- **Chart and figure data**:
--- begin ---

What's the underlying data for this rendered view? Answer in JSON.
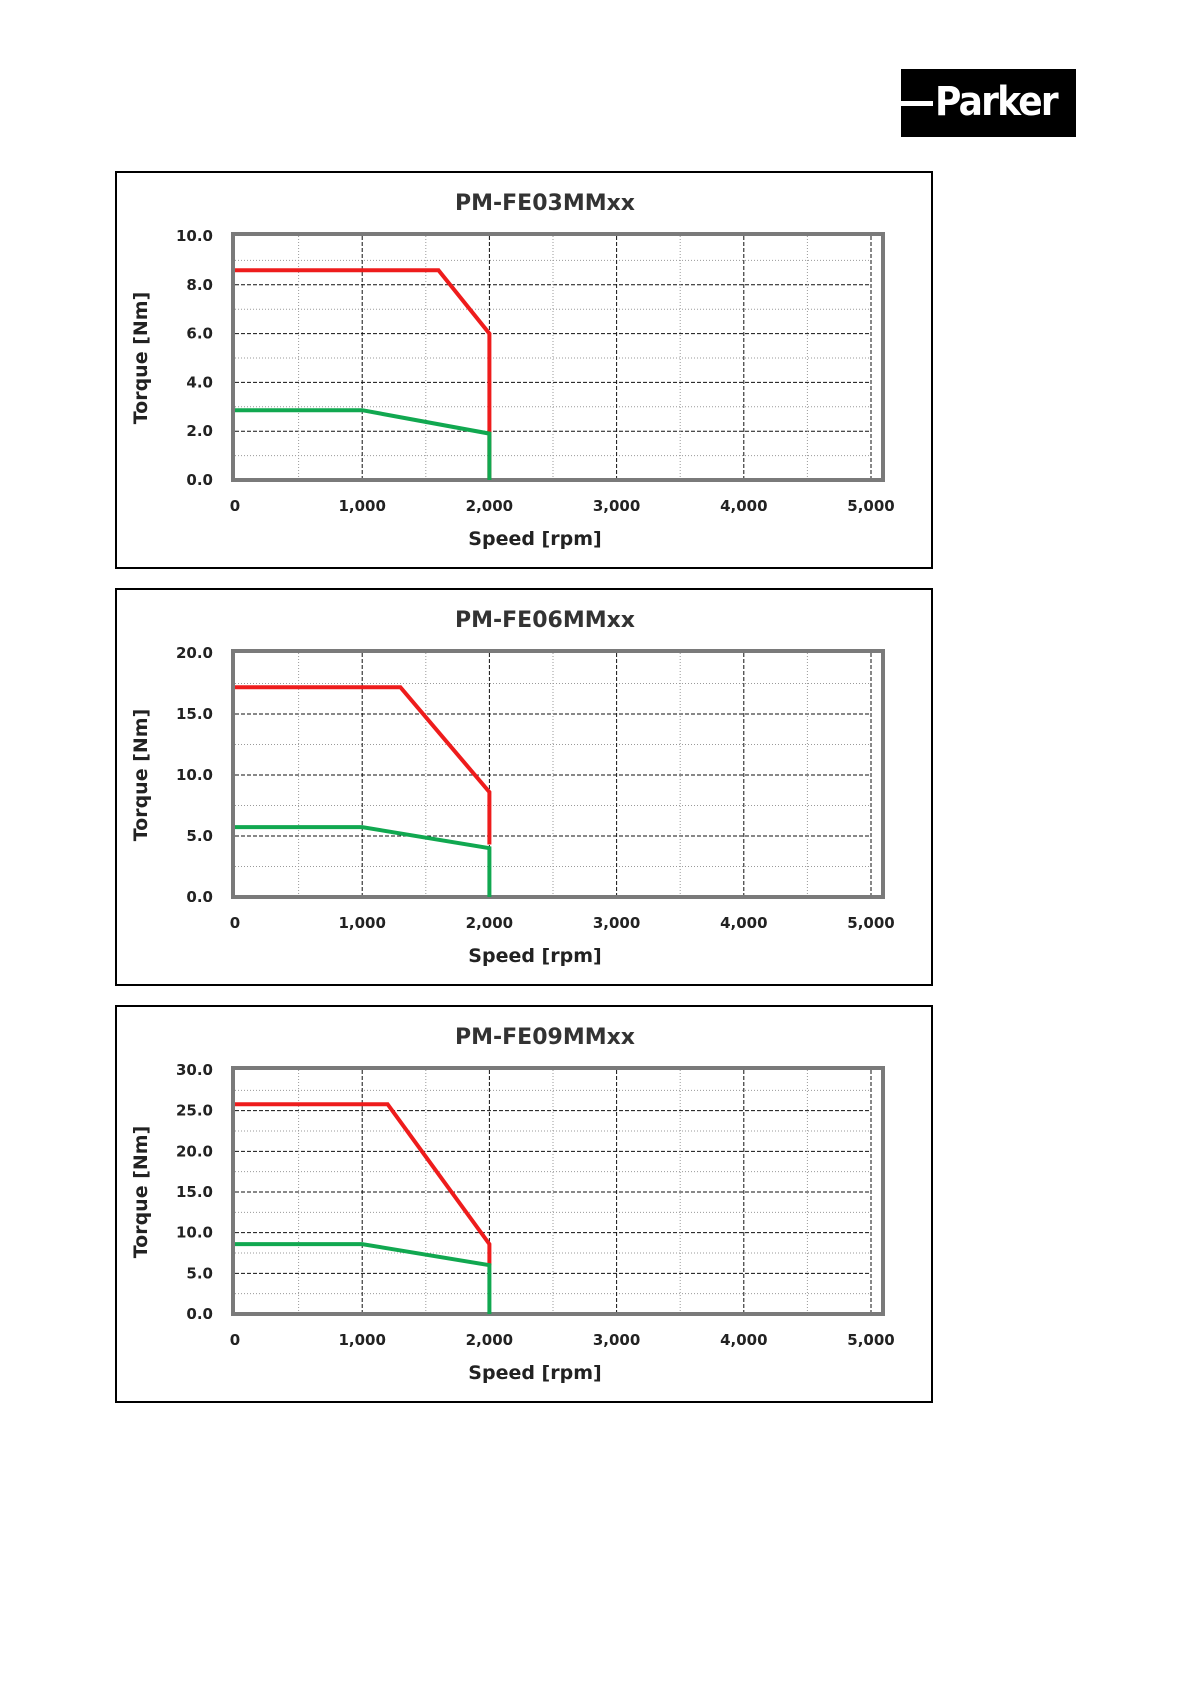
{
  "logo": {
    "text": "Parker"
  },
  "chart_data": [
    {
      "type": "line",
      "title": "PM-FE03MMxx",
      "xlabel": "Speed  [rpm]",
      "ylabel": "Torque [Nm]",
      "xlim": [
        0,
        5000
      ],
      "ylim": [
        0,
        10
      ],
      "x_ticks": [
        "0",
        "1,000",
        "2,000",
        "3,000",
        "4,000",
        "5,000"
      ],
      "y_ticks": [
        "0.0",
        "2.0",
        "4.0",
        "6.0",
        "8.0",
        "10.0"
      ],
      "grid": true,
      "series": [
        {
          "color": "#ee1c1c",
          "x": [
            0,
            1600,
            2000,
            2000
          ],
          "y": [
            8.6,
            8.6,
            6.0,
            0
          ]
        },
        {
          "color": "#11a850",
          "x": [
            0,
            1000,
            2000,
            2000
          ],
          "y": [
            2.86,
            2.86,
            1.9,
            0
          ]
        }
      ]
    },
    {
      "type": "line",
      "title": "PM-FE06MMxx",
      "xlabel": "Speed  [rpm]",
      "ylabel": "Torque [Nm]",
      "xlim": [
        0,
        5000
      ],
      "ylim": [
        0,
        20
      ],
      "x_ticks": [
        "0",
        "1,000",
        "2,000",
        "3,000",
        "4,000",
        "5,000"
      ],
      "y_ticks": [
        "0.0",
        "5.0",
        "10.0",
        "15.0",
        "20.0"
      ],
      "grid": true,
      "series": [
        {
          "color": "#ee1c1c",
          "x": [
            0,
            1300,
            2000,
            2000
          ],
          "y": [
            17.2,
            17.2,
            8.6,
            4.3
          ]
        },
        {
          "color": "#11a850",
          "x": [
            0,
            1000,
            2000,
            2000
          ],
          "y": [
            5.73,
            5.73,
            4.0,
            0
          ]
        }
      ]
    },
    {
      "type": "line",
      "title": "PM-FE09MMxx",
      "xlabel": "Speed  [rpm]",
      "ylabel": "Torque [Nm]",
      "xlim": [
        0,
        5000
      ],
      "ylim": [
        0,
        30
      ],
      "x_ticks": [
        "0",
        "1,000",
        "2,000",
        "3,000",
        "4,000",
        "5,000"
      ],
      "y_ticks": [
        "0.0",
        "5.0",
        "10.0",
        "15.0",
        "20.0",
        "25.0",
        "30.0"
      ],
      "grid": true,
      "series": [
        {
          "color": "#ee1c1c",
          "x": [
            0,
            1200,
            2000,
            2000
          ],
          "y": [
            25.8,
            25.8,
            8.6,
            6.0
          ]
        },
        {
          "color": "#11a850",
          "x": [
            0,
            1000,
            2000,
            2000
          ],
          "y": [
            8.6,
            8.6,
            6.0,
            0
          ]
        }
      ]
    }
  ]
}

--- end ---

- **THE TASK**: Images should not appear in the copy; retype the listing above exactly.

- **TASK ANSWER**:
What's the underlying data for this rendered view? Answer in JSON.
{
  "logo": {
    "text": "Parker"
  },
  "chart_data": [
    {
      "type": "line",
      "title": "PM-FE03MMxx",
      "xlabel": "Speed  [rpm]",
      "ylabel": "Torque [Nm]",
      "xlim": [
        0,
        5000
      ],
      "ylim": [
        0,
        10
      ],
      "x_ticks": [
        "0",
        "1,000",
        "2,000",
        "3,000",
        "4,000",
        "5,000"
      ],
      "y_ticks": [
        "0.0",
        "2.0",
        "4.0",
        "6.0",
        "8.0",
        "10.0"
      ],
      "grid": true,
      "series": [
        {
          "color": "#ee1c1c",
          "x": [
            0,
            1600,
            2000,
            2000
          ],
          "y": [
            8.6,
            8.6,
            6.0,
            0
          ]
        },
        {
          "color": "#11a850",
          "x": [
            0,
            1000,
            2000,
            2000
          ],
          "y": [
            2.86,
            2.86,
            1.9,
            0
          ]
        }
      ]
    },
    {
      "type": "line",
      "title": "PM-FE06MMxx",
      "xlabel": "Speed  [rpm]",
      "ylabel": "Torque [Nm]",
      "xlim": [
        0,
        5000
      ],
      "ylim": [
        0,
        20
      ],
      "x_ticks": [
        "0",
        "1,000",
        "2,000",
        "3,000",
        "4,000",
        "5,000"
      ],
      "y_ticks": [
        "0.0",
        "5.0",
        "10.0",
        "15.0",
        "20.0"
      ],
      "grid": true,
      "series": [
        {
          "color": "#ee1c1c",
          "x": [
            0,
            1300,
            2000,
            2000
          ],
          "y": [
            17.2,
            17.2,
            8.6,
            4.3
          ]
        },
        {
          "color": "#11a850",
          "x": [
            0,
            1000,
            2000,
            2000
          ],
          "y": [
            5.73,
            5.73,
            4.0,
            0
          ]
        }
      ]
    },
    {
      "type": "line",
      "title": "PM-FE09MMxx",
      "xlabel": "Speed  [rpm]",
      "ylabel": "Torque [Nm]",
      "xlim": [
        0,
        5000
      ],
      "ylim": [
        0,
        30
      ],
      "x_ticks": [
        "0",
        "1,000",
        "2,000",
        "3,000",
        "4,000",
        "5,000"
      ],
      "y_ticks": [
        "0.0",
        "5.0",
        "10.0",
        "15.0",
        "20.0",
        "25.0",
        "30.0"
      ],
      "grid": true,
      "series": [
        {
          "color": "#ee1c1c",
          "x": [
            0,
            1200,
            2000,
            2000
          ],
          "y": [
            25.8,
            25.8,
            8.6,
            6.0
          ]
        },
        {
          "color": "#11a850",
          "x": [
            0,
            1000,
            2000,
            2000
          ],
          "y": [
            8.6,
            8.6,
            6.0,
            0
          ]
        }
      ]
    }
  ]
}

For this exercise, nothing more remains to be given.